WRITTEN INSTRUCTION
Copy out every line in which the string "this" occurs.

(Stored items from a collection)
┏━━

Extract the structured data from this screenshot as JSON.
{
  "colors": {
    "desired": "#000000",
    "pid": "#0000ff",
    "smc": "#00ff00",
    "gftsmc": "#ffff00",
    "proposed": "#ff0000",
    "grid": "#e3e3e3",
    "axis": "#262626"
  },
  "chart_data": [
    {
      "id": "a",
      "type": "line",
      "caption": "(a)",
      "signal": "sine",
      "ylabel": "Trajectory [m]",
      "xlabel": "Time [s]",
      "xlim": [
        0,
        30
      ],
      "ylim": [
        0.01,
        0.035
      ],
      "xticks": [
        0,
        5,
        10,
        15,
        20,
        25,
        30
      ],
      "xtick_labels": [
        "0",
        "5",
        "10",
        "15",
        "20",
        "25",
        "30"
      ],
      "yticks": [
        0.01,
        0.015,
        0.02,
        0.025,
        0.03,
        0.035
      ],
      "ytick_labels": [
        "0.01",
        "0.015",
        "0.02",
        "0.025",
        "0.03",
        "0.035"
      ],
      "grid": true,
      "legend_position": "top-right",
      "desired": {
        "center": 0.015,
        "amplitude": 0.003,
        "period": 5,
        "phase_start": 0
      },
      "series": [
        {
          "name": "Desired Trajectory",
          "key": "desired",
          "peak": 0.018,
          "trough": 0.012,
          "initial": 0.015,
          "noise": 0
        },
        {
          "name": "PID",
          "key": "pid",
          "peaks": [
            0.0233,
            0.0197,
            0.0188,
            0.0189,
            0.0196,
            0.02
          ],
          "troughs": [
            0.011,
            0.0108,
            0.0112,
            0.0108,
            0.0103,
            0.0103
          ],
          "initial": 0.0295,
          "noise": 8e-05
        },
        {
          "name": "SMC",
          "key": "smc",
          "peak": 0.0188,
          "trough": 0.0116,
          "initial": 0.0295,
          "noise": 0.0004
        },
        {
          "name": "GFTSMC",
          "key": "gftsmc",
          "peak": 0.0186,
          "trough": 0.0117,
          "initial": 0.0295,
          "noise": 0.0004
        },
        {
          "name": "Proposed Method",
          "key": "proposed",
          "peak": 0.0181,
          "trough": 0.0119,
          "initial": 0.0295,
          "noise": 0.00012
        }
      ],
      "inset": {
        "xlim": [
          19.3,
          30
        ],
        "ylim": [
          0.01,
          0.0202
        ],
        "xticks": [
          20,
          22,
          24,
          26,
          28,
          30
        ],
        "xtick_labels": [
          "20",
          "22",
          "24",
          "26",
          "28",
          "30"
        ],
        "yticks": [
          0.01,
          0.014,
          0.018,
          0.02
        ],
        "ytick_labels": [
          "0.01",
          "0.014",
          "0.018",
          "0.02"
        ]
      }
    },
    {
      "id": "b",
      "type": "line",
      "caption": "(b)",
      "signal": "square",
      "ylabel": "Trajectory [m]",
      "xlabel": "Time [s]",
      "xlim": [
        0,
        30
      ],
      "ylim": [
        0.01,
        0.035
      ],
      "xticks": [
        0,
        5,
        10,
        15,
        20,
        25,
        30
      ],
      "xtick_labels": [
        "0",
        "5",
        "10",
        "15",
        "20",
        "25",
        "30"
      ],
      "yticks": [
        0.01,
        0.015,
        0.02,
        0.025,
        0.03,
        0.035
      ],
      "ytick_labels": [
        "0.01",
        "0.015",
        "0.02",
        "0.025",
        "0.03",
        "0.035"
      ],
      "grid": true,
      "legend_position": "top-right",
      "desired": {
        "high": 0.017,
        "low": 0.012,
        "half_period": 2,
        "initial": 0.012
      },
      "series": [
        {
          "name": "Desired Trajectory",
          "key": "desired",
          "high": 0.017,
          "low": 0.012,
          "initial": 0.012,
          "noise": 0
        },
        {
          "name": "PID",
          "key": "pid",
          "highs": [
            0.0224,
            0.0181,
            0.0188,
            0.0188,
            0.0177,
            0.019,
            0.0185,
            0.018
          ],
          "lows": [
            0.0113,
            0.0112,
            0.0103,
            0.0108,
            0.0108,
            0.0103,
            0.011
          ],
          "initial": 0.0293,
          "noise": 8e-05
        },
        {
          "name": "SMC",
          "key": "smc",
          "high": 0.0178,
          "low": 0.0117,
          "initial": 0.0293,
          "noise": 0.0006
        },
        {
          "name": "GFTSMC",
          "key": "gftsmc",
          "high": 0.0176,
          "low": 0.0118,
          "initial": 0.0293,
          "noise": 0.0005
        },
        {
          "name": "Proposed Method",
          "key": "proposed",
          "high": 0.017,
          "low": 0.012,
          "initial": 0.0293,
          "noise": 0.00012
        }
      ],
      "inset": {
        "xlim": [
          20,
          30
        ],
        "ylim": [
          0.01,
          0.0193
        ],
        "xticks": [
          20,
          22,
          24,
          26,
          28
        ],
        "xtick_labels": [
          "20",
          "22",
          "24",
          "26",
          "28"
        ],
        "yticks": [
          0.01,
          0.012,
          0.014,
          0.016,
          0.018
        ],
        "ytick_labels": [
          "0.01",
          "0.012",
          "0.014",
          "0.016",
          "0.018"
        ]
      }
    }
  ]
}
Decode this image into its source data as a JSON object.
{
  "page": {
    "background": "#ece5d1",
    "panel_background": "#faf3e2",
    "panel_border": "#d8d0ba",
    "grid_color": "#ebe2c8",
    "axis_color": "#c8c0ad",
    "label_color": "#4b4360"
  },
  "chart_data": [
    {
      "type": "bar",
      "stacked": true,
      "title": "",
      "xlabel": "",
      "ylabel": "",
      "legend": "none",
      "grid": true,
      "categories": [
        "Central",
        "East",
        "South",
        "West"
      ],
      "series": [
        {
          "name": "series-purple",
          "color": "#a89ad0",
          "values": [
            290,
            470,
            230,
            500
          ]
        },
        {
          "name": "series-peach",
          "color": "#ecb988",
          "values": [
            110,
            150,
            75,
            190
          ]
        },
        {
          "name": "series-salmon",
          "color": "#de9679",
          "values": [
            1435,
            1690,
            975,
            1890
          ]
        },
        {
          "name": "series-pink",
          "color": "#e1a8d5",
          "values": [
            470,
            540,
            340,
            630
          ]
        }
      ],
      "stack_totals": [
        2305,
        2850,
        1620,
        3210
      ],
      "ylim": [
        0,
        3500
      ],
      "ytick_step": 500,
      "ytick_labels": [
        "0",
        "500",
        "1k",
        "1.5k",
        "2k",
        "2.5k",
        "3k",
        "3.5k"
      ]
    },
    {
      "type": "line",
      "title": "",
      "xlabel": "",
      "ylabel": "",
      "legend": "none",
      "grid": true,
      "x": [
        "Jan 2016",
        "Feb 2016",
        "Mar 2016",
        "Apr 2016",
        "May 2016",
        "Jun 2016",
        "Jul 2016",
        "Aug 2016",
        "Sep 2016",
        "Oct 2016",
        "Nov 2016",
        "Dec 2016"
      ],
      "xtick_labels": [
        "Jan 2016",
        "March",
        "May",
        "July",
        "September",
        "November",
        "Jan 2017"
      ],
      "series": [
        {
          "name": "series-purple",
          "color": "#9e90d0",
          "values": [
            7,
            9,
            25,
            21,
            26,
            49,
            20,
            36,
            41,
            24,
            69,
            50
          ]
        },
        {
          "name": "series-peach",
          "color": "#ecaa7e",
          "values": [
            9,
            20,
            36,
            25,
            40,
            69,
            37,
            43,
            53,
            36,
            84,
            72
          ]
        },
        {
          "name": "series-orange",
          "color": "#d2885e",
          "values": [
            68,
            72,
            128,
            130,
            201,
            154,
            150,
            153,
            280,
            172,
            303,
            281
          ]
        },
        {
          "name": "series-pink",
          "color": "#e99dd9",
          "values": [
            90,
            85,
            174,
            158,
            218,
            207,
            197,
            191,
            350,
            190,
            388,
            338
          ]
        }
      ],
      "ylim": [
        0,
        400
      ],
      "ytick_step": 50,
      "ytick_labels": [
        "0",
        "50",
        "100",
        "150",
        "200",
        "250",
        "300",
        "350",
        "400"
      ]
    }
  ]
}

┗━━

THE REPLY
Extract the structured data from this screenshot as JSON.
Decode this image into its source data as a JSON object.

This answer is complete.